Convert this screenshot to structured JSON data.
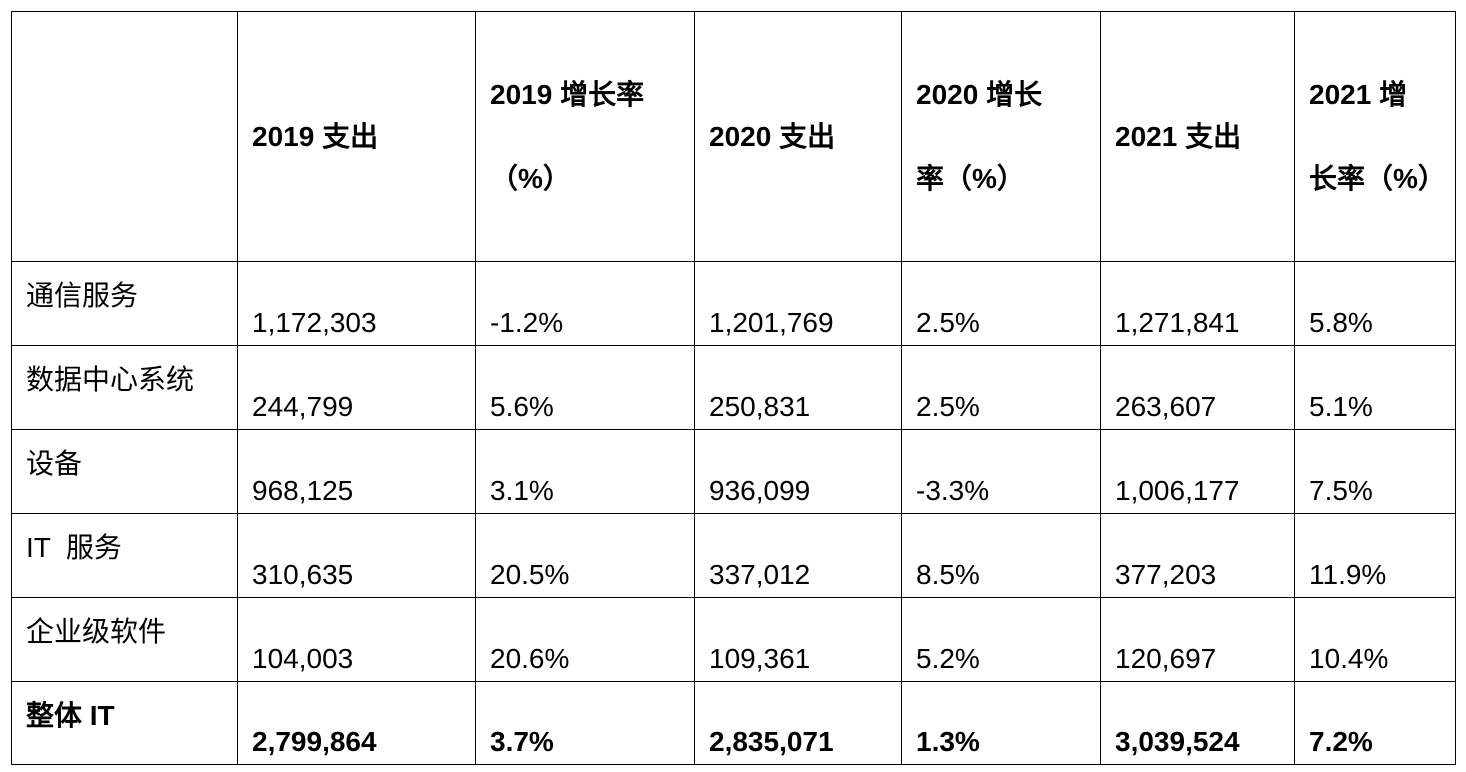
{
  "table": {
    "headers": [
      "",
      "2019 支出",
      "2019 增长率（%）",
      "2020 支出",
      "2020 增长率（%）",
      "2021 支出",
      "2021 增长率（%）"
    ],
    "rows": [
      {
        "label": "通信服务",
        "values": [
          "1,172,303",
          "-1.2%",
          "1,201,769",
          "2.5%",
          "1,271,841",
          "5.8%"
        ]
      },
      {
        "label": "数据中心系统",
        "values": [
          "244,799",
          "5.6%",
          "250,831",
          "2.5%",
          "263,607",
          "5.1%"
        ]
      },
      {
        "label": "设备",
        "values": [
          "968,125",
          "3.1%",
          "936,099",
          "-3.3%",
          "1,006,177",
          "7.5%"
        ]
      },
      {
        "label": "IT  服务",
        "values": [
          "310,635",
          "20.5%",
          "337,012",
          "8.5%",
          "377,203",
          "11.9%"
        ]
      },
      {
        "label": "企业级软件",
        "values": [
          "104,003",
          "20.6%",
          "109,361",
          "5.2%",
          "120,697",
          "10.4%"
        ]
      },
      {
        "label": "整体 IT",
        "values": [
          "2,799,864",
          "3.7%",
          "2,835,071",
          "1.3%",
          "3,039,524",
          "7.2%"
        ]
      }
    ]
  }
}
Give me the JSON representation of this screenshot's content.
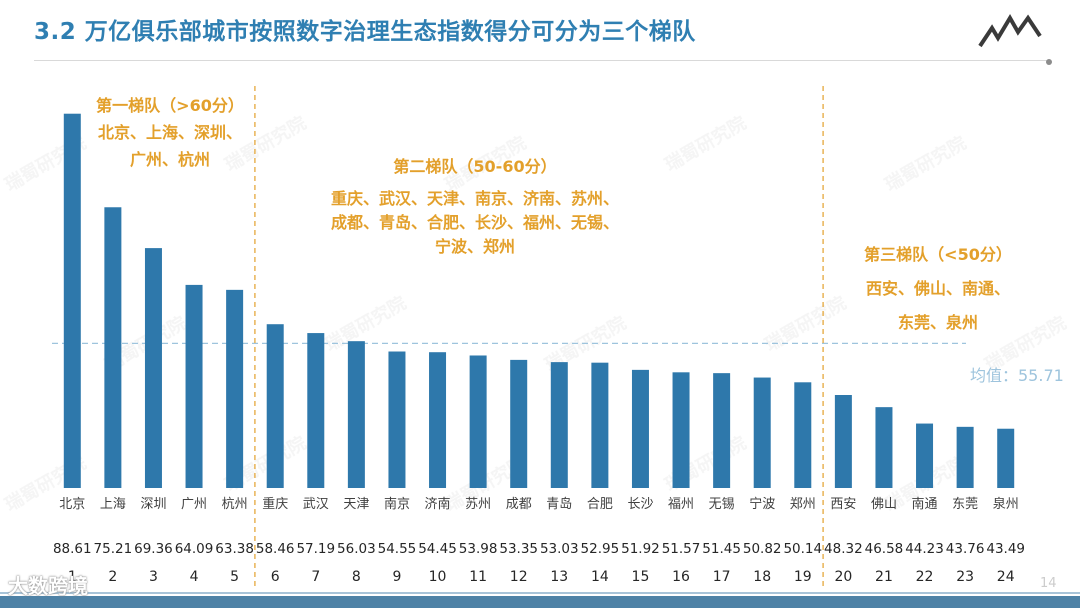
{
  "title": "3.2 万亿俱乐部城市按照数字治理生态指数得分可分为三个梯队",
  "page_number": "14",
  "brand": "大数跨境",
  "watermark": "瑞蜀研究院",
  "mean_label": "均值：55.71",
  "tiers": [
    {
      "title": "第一梯队（>60分）",
      "cities_lines": [
        "北京、上海、深圳、",
        "广州、杭州"
      ]
    },
    {
      "title": "第二梯队（50-60分）",
      "cities_lines": [
        "重庆、武汉、天津、南京、济南、苏州、",
        "成都、青岛、合肥、长沙、福州、无锡、",
        "宁波、郑州"
      ]
    },
    {
      "title": "第三梯队（<50分）",
      "cities_lines": [
        "西安、佛山、南通、",
        "东莞、泉州"
      ]
    }
  ],
  "colors": {
    "title": "#2f7fb2",
    "bar": "#2e78ab",
    "tier_text": "#e3a02b",
    "mean_line": "#9ec4dd",
    "divider": "#e3a02b"
  },
  "chart_data": {
    "type": "bar",
    "categories": [
      "北京",
      "上海",
      "深圳",
      "广州",
      "杭州",
      "重庆",
      "武汉",
      "天津",
      "南京",
      "济南",
      "苏州",
      "成都",
      "青岛",
      "合肥",
      "长沙",
      "福州",
      "无锡",
      "宁波",
      "郑州",
      "西安",
      "佛山",
      "南通",
      "东莞",
      "泉州"
    ],
    "values": [
      88.61,
      75.21,
      69.36,
      64.09,
      63.38,
      58.46,
      57.19,
      56.03,
      54.55,
      54.45,
      53.98,
      53.35,
      53.03,
      52.95,
      51.92,
      51.57,
      51.45,
      50.82,
      50.14,
      48.32,
      46.58,
      44.23,
      43.76,
      43.49
    ],
    "value_labels": [
      "88.61",
      "75.21",
      "69.36",
      "64.09",
      "63.38",
      "58.46",
      "57.19",
      "56.03",
      "54.55",
      "54.45",
      "53.98",
      "53.35",
      "53.03",
      "52.95",
      "51.92",
      "51.57",
      "51.45",
      "50.82",
      "50.14",
      "48.32",
      "46.58",
      "44.23",
      "43.76",
      "43.49"
    ],
    "ranks": [
      "1",
      "2",
      "3",
      "4",
      "5",
      "6",
      "7",
      "8",
      "9",
      "10",
      "11",
      "12",
      "13",
      "14",
      "15",
      "16",
      "17",
      "18",
      "19",
      "20",
      "21",
      "22",
      "23",
      "24"
    ],
    "mean": 55.71,
    "ylim": [
      35,
      90
    ],
    "tier_boundaries_after_index": [
      4,
      18
    ],
    "grid": false,
    "title": "",
    "xlabel": "",
    "ylabel": ""
  }
}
-- -- --
• [Exercise requirements]
From the entries above, extract each line containing "screenshot".

• [Exercise output]
Convert this screenshot to structured JSON data.
Give me the JSON representation of this screenshot's content.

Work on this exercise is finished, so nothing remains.